------ Ausgewählter Textauszug ------

Alleine aus Hardware Ansicht ein gravierender Unterschied.

Die Einrichtung beider Systeme nahm ich selbst vor, nach einer ausgearbeiteten Doku. Die Systeme sind aus Konfigurations-Ansicht quasi identisch. Als Basis galt die Perfect Server Wheezy Dovecot ISPConfig3. Ich habe noch CSF als Firewall, Fail2Ban und Ossec installiert. Mehr ist definitiv auf dem neuen Testsystem nicht drauf.

Die Domains werden von InterNetworX Nameserver auf die Systeme per A-Record geleitet. Tracert und Ping-Zeiten sind iO.

Um einen Vergleich zu haben, habe ich eine große Webseite verwendet. (Daten ca. 100MB Joomla, Datenbank ca. 18MB)
3 Durchläufe mit www.pagespeed.de ergaben eine Durchschnittliche Ladezeit von ca. 12s bei einem Ping von <10ms und einer Latenz von ca. 1,8s.
Die Netzwerkanalyse im Chrome und Firefox ergeben ziemlich identische Werte.

------

> Vorgegebenes Ziel 1: Gib aus dem Auszug zum Serververgleich den Abschnitt von „Die Einrichtung beider“ bis „Testsystem nicht drauf.“ wortgetreu wieder.
> Vorgegebenes Ziel 2: Setze den Auszug zum Serververgleich im Anschluss an seinen letzten Satz fort.

------ Auszug aus Datensatz ------

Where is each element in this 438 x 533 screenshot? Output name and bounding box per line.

------

> Ergebnis der Übung 1:
Die Einrichtung beider Systeme nahm ich selbst vor, nach einer ausgearbeiteten Doku. Die Systeme sind aus Konfigurations-Ansicht quasi identisch. Als Basis galt die Perfect Server Wheezy Dovecot ISPConfig3. Ich habe noch CSF als Firewall, Fail2Ban und Ossec installiert. Mehr ist definitiv auf dem neuen Testsystem nicht drauf.

> Ergebnis der Übung 2:
Bevor ich den neuen Server aufgesetzt hatte, hatte ich diverse Hosting-Zugänge von Bekannten testen können. Vor allem ein 1und1 ergab bei 3 Durchläufen und 1:1 identischer Joomla Webseite ca. 5s Ladezeit, <20ms Ping jedoch eine höhere Latenz von gut 2,5s. Die Seite war auch spürbar schneller.

Nun das ernüchternde des Hetzner Servers PX60-SSD.
15s Ladezeit, Ping <10s, Latenz 4-5s.
Wie gesagt bei 1:1 kopierter Webseite.

Ich habe ganz bewusst kein Caching oder ähnliches aktiviert. Ich weiß dass ich durch das Joomla Caching über 60% herausholen kann weiß aber auch, dass diverse Funktionen/Formulare dann nicht mehr zuverlässig arbeiten. Die Anzahl der Besucher über den Tag machen ein Caching fast auch hinfällig. (<100) Auch ein CDN wurde probiert, mit messbaren Vorteilen (um die 50%) jedoch gefühlten Verschlechterungen. Auch das sollte aufgrund der wenigen Besucher fast hinfällig sein.

Mein Plan war, dass ich alleine mit dem dedizierten Server wie beim 1und1 Hosting um die 50% heraushole. Ca. 20-30% hätte ich dann von der Neuerstellung des gekauften Joomla Templates erwartet. Mein Ziel wäre eine Ladezeit von 1-2s gewesen.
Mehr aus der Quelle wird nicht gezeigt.